DIRECTIVE: Restate each entry word for word, leaving nothing out.

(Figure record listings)
********************

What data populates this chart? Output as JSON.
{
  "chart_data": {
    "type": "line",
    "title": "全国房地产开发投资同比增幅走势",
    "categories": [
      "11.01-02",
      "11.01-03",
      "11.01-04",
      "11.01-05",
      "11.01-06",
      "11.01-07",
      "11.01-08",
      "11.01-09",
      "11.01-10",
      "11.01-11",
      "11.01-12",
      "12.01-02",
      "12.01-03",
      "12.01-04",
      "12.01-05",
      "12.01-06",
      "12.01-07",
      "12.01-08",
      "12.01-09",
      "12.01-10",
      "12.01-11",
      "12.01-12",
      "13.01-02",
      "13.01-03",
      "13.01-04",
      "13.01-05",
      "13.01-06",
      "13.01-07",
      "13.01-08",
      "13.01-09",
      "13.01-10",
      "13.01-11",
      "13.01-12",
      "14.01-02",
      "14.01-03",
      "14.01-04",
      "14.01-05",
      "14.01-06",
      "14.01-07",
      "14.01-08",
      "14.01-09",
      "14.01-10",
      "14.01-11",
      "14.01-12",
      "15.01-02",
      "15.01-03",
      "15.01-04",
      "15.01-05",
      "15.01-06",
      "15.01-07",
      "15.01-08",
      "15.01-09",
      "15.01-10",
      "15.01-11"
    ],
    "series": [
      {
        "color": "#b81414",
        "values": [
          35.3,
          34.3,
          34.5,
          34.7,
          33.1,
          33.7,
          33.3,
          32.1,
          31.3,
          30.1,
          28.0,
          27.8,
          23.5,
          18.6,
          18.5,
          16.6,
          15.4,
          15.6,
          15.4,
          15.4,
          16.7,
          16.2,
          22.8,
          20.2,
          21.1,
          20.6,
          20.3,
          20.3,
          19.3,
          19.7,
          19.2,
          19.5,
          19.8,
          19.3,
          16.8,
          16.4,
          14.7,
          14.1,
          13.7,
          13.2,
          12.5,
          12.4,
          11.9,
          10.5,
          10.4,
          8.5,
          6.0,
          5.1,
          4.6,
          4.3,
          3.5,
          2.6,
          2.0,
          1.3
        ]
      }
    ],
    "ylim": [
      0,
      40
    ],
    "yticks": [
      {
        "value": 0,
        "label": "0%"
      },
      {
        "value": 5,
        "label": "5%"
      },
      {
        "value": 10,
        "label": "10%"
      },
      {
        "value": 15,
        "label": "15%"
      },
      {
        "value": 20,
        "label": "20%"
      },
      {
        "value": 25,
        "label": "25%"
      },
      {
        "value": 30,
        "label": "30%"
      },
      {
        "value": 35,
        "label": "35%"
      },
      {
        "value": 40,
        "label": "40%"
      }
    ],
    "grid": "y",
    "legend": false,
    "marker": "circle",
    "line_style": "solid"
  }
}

********************

OUTPUT OF THE EXERCISE:
What data populates this chart? Output as JSON.
{
  "chart_data": {
    "type": "line",
    "title": "全国房地产开发投资同比增幅走势",
    "categories": [
      "11.01-02",
      "11.01-03",
      "11.01-04",
      "11.01-05",
      "11.01-06",
      "11.01-07",
      "11.01-08",
      "11.01-09",
      "11.01-10",
      "11.01-11",
      "11.01-12",
      "12.01-02",
      "12.01-03",
      "12.01-04",
      "12.01-05",
      "12.01-06",
      "12.01-07",
      "12.01-08",
      "12.01-09",
      "12.01-10",
      "12.01-11",
      "12.01-12",
      "13.01-02",
      "13.01-03",
      "13.01-04",
      "13.01-05",
      "13.01-06",
      "13.01-07",
      "13.01-08",
      "13.01-09",
      "13.01-10",
      "13.01-11",
      "13.01-12",
      "14.01-02",
      "14.01-03",
      "14.01-04",
      "14.01-05",
      "14.01-06",
      "14.01-07",
      "14.01-08",
      "14.01-09",
      "14.01-10",
      "14.01-11",
      "14.01-12",
      "15.01-02",
      "15.01-03",
      "15.01-04",
      "15.01-05",
      "15.01-06",
      "15.01-07",
      "15.01-08",
      "15.01-09",
      "15.01-10",
      "15.01-11"
    ],
    "series": [
      {
        "color": "#b81414",
        "values": [
          35.3,
          34.3,
          34.5,
          34.7,
          33.1,
          33.7,
          33.3,
          32.1,
          31.3,
          30.1,
          28.0,
          27.8,
          23.5,
          18.6,
          18.5,
          16.6,
          15.4,
          15.6,
          15.4,
          15.4,
          16.7,
          16.2,
          22.8,
          20.2,
          21.1,
          20.6,
          20.3,
          20.3,
          19.3,
          19.7,
          19.2,
          19.5,
          19.8,
          19.3,
          16.8,
          16.4,
          14.7,
          14.1,
          13.7,
          13.2,
          12.5,
          12.4,
          11.9,
          10.5,
          10.4,
          8.5,
          6.0,
          5.1,
          4.6,
          4.3,
          3.5,
          2.6,
          2.0,
          1.3
        ]
      }
    ],
    "ylim": [
      0,
      40
    ],
    "yticks": [
      {
        "value": 0,
        "label": "0%"
      },
      {
        "value": 5,
        "label": "5%"
      },
      {
        "value": 10,
        "label": "10%"
      },
      {
        "value": 15,
        "label": "15%"
      },
      {
        "value": 20,
        "label": "20%"
      },
      {
        "value": 25,
        "label": "25%"
      },
      {
        "value": 30,
        "label": "30%"
      },
      {
        "value": 35,
        "label": "35%"
      },
      {
        "value": 40,
        "label": "40%"
      }
    ],
    "grid": "y",
    "legend": false,
    "marker": "circle",
    "line_style": "solid"
  }
}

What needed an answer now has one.